>> begin

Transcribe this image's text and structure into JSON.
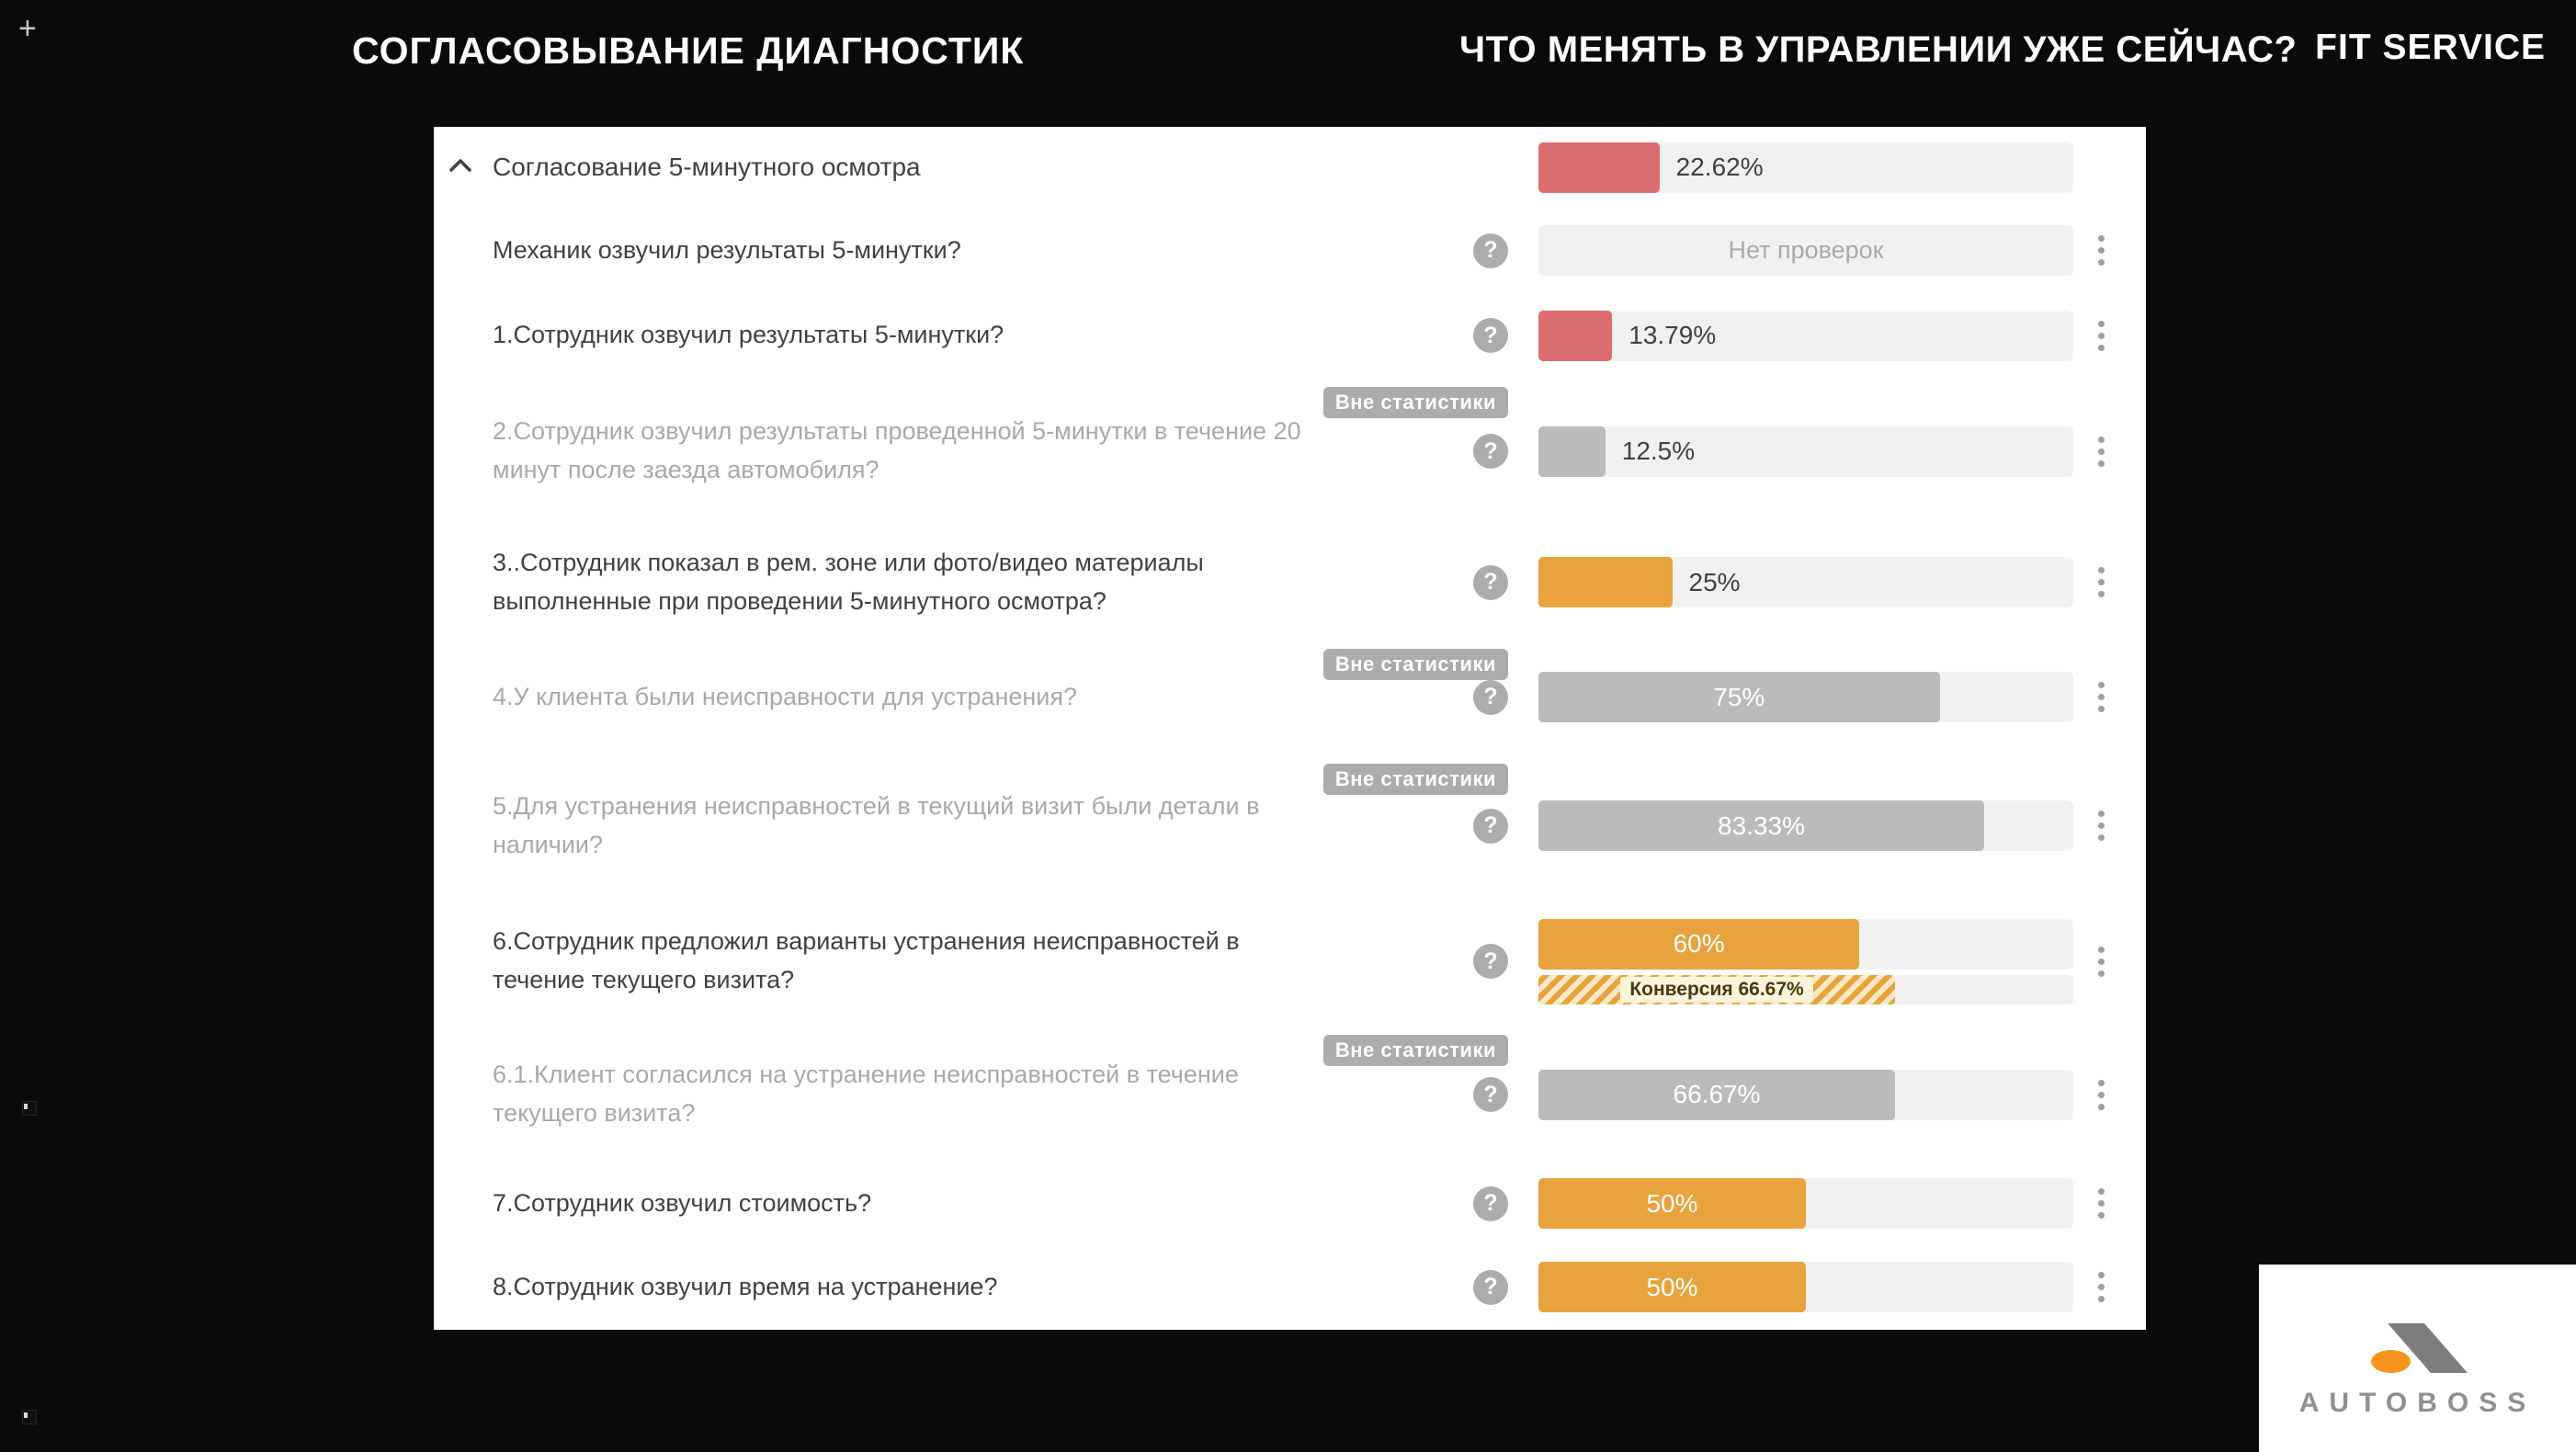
{
  "header": {
    "plus_mark": "+",
    "title_left": "СОГЛАСОВЫВАНИЕ ДИАГНОСТИК",
    "title_right": "ЧТО МЕНЯТЬ В УПРАВЛЕНИИ УЖЕ СЕЙЧАС?",
    "brand": "FIT SERVICE"
  },
  "colors": {
    "red": "#dd6d70",
    "orange": "#e8a33c",
    "grey": "#bbbbbb",
    "track": "#f1f1f2"
  },
  "panel": {
    "group": {
      "label": "Согласование 5-минутного осмотра",
      "pct": 22.62,
      "value": "22.62%",
      "color": "red"
    },
    "rows": [
      {
        "label": "Механик озвучил результаты 5-минутки?",
        "muted": false,
        "bar": {
          "empty": true,
          "label": "Нет проверок"
        }
      },
      {
        "label": "1.Сотрудник озвучил результаты 5-минутки?",
        "muted": false,
        "bar": {
          "color": "red",
          "pct": 13.79,
          "label": "13.79%",
          "inside": false
        }
      },
      {
        "label": "2.Сотрудник озвучил результаты проведенной 5-минутки в течение 20\nминут после заезда автомобиля?",
        "muted": true,
        "badge": "Вне статистики",
        "bar": {
          "color": "grey",
          "pct": 12.5,
          "label": "12.5%",
          "inside": false
        }
      },
      {
        "label": "3..Сотрудник показал в рем. зоне или фото/видео материалы\nвыполненные при проведении 5-минутного осмотра?",
        "muted": false,
        "bar": {
          "color": "orange",
          "pct": 25,
          "label": "25%",
          "inside": false
        }
      },
      {
        "label": "4.У клиента были неисправности для устранения?",
        "muted": true,
        "badge": "Вне статистики",
        "bar": {
          "color": "grey",
          "pct": 75,
          "label": "75%",
          "inside": true
        }
      },
      {
        "label": "5.Для устранения неисправностей в текущий визит были детали в\nналичии?",
        "muted": true,
        "badge": "Вне статистики",
        "bar": {
          "color": "grey",
          "pct": 83.33,
          "label": "83.33%",
          "inside": true
        }
      },
      {
        "label": "6.Сотрудник предложил варианты устранения неисправностей в\nтечение текущего визита?",
        "muted": false,
        "bar": {
          "color": "orange",
          "pct": 60,
          "label": "60%",
          "inside": true
        },
        "conversion": {
          "pct": 66.67,
          "label": "Конверсия 66.67%"
        }
      },
      {
        "label": "6.1.Клиент согласился на устранение неисправностей в течение\nтекущего визита?",
        "muted": true,
        "badge": "Вне статистики",
        "bar": {
          "color": "grey",
          "pct": 66.67,
          "label": "66.67%",
          "inside": true
        }
      },
      {
        "label": "7.Сотрудник озвучил стоимость?",
        "muted": false,
        "bar": {
          "color": "orange",
          "pct": 50,
          "label": "50%",
          "inside": true
        }
      },
      {
        "label": "8.Сотрудник озвучил время на устранение?",
        "muted": false,
        "bar": {
          "color": "orange",
          "pct": 50,
          "label": "50%",
          "inside": true
        }
      }
    ],
    "help_glyph": "?"
  },
  "logo": {
    "text": "AUTOBOSS"
  }
}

>> end

(EXERCISE BRIEF): Return the whole listing, word for word, and leave out every picture.

(EXERCISE SOLUTION):
Transcribe this image's text and structure into JSON.
{
  "header": {
    "plus_mark": "+",
    "title_left": "СОГЛАСОВЫВАНИЕ ДИАГНОСТИК",
    "title_right": "ЧТО МЕНЯТЬ В УПРАВЛЕНИИ УЖЕ СЕЙЧАС?",
    "brand": "FIT SERVICE"
  },
  "colors": {
    "red": "#dd6d70",
    "orange": "#e8a33c",
    "grey": "#bbbbbb",
    "track": "#f1f1f2"
  },
  "panel": {
    "group": {
      "label": "Согласование 5-минутного осмотра",
      "pct": 22.62,
      "value": "22.62%",
      "color": "red"
    },
    "rows": [
      {
        "label": "Механик озвучил результаты 5-минутки?",
        "muted": false,
        "bar": {
          "empty": true,
          "label": "Нет проверок"
        }
      },
      {
        "label": "1.Сотрудник озвучил результаты 5-минутки?",
        "muted": false,
        "bar": {
          "color": "red",
          "pct": 13.79,
          "label": "13.79%",
          "inside": false
        }
      },
      {
        "label": "2.Сотрудник озвучил результаты проведенной 5-минутки в течение 20\nминут после заезда автомобиля?",
        "muted": true,
        "badge": "Вне статистики",
        "bar": {
          "color": "grey",
          "pct": 12.5,
          "label": "12.5%",
          "inside": false
        }
      },
      {
        "label": "3..Сотрудник показал в рем. зоне или фото/видео материалы\nвыполненные при проведении 5-минутного осмотра?",
        "muted": false,
        "bar": {
          "color": "orange",
          "pct": 25,
          "label": "25%",
          "inside": false
        }
      },
      {
        "label": "4.У клиента были неисправности для устранения?",
        "muted": true,
        "badge": "Вне статистики",
        "bar": {
          "color": "grey",
          "pct": 75,
          "label": "75%",
          "inside": true
        }
      },
      {
        "label": "5.Для устранения неисправностей в текущий визит были детали в\nналичии?",
        "muted": true,
        "badge": "Вне статистики",
        "bar": {
          "color": "grey",
          "pct": 83.33,
          "label": "83.33%",
          "inside": true
        }
      },
      {
        "label": "6.Сотрудник предложил варианты устранения неисправностей в\nтечение текущего визита?",
        "muted": false,
        "bar": {
          "color": "orange",
          "pct": 60,
          "label": "60%",
          "inside": true
        },
        "conversion": {
          "pct": 66.67,
          "label": "Конверсия 66.67%"
        }
      },
      {
        "label": "6.1.Клиент согласился на устранение неисправностей в течение\nтекущего визита?",
        "muted": true,
        "badge": "Вне статистики",
        "bar": {
          "color": "grey",
          "pct": 66.67,
          "label": "66.67%",
          "inside": true
        }
      },
      {
        "label": "7.Сотрудник озвучил стоимость?",
        "muted": false,
        "bar": {
          "color": "orange",
          "pct": 50,
          "label": "50%",
          "inside": true
        }
      },
      {
        "label": "8.Сотрудник озвучил время на устранение?",
        "muted": false,
        "bar": {
          "color": "orange",
          "pct": 50,
          "label": "50%",
          "inside": true
        }
      }
    ],
    "help_glyph": "?"
  },
  "logo": {
    "text": "AUTOBOSS"
  }
}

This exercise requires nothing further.